TASK REQUIREMENTS: Reproduce each line exactly. Skip none.
===== RECORDS TO USE
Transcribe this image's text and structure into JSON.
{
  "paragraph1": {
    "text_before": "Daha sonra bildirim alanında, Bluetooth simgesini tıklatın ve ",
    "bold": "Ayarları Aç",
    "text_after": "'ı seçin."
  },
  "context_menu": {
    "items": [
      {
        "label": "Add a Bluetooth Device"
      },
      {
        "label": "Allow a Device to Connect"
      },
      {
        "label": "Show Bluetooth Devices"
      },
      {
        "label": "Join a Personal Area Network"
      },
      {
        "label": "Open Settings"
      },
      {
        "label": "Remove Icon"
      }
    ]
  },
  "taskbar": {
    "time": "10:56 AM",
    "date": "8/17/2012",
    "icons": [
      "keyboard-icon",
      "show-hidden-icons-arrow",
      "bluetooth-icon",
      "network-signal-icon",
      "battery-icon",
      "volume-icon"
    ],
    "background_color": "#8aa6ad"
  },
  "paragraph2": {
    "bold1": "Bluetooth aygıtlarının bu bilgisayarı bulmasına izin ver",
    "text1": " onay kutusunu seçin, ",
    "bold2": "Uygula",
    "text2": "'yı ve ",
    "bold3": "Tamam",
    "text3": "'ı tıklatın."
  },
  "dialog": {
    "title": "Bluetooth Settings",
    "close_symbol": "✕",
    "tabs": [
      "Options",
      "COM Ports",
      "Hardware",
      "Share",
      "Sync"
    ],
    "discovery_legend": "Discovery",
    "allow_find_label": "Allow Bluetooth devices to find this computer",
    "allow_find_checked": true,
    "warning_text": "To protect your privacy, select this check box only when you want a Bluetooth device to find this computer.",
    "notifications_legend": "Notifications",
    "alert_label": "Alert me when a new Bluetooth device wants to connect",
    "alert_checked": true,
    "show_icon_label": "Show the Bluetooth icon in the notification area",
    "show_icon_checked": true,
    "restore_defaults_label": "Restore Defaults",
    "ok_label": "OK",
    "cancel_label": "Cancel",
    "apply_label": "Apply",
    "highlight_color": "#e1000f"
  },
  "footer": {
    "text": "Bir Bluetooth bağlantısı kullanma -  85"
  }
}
==========
SOLUTION TO THIS PROBLEM:
Transcribe this image's text and structure into JSON.
{
  "paragraph1": {
    "text_before": "Daha sonra bildirim alanında, Bluetooth simgesini tıklatın ve ",
    "bold": "Ayarları Aç",
    "text_after": "'ı seçin."
  },
  "context_menu": {
    "items": [
      {
        "label": "Add a Bluetooth Device"
      },
      {
        "label": "Allow a Device to Connect"
      },
      {
        "label": "Show Bluetooth Devices"
      },
      {
        "label": "Join a Personal Area Network"
      },
      {
        "label": "Open Settings"
      },
      {
        "label": "Remove Icon"
      }
    ]
  },
  "taskbar": {
    "time": "10:56 AM",
    "date": "8/17/2012",
    "icons": [
      "keyboard-icon",
      "show-hidden-icons-arrow",
      "bluetooth-icon",
      "network-signal-icon",
      "battery-icon",
      "volume-icon"
    ],
    "background_color": "#8aa6ad"
  },
  "paragraph2": {
    "bold1": "Bluetooth aygıtlarının bu bilgisayarı bulmasına izin ver",
    "text1": " onay kutusunu seçin, ",
    "bold2": "Uygula",
    "text2": "'yı ve ",
    "bold3": "Tamam",
    "text3": "'ı tıklatın."
  },
  "dialog": {
    "title": "Bluetooth Settings",
    "close_symbol": "✕",
    "tabs": [
      "Options",
      "COM Ports",
      "Hardware",
      "Share",
      "Sync"
    ],
    "discovery_legend": "Discovery",
    "allow_find_label": "Allow Bluetooth devices to find this computer",
    "allow_find_checked": true,
    "warning_text": "To protect your privacy, select this check box only when you want a Bluetooth device to find this computer.",
    "notifications_legend": "Notifications",
    "alert_label": "Alert me when a new Bluetooth device wants to connect",
    "alert_checked": true,
    "show_icon_label": "Show the Bluetooth icon in the notification area",
    "show_icon_checked": true,
    "restore_defaults_label": "Restore Defaults",
    "ok_label": "OK",
    "cancel_label": "Cancel",
    "apply_label": "Apply",
    "highlight_color": "#e1000f"
  },
  "footer": {
    "text": "Bir Bluetooth bağlantısı kullanma -  85"
  }
}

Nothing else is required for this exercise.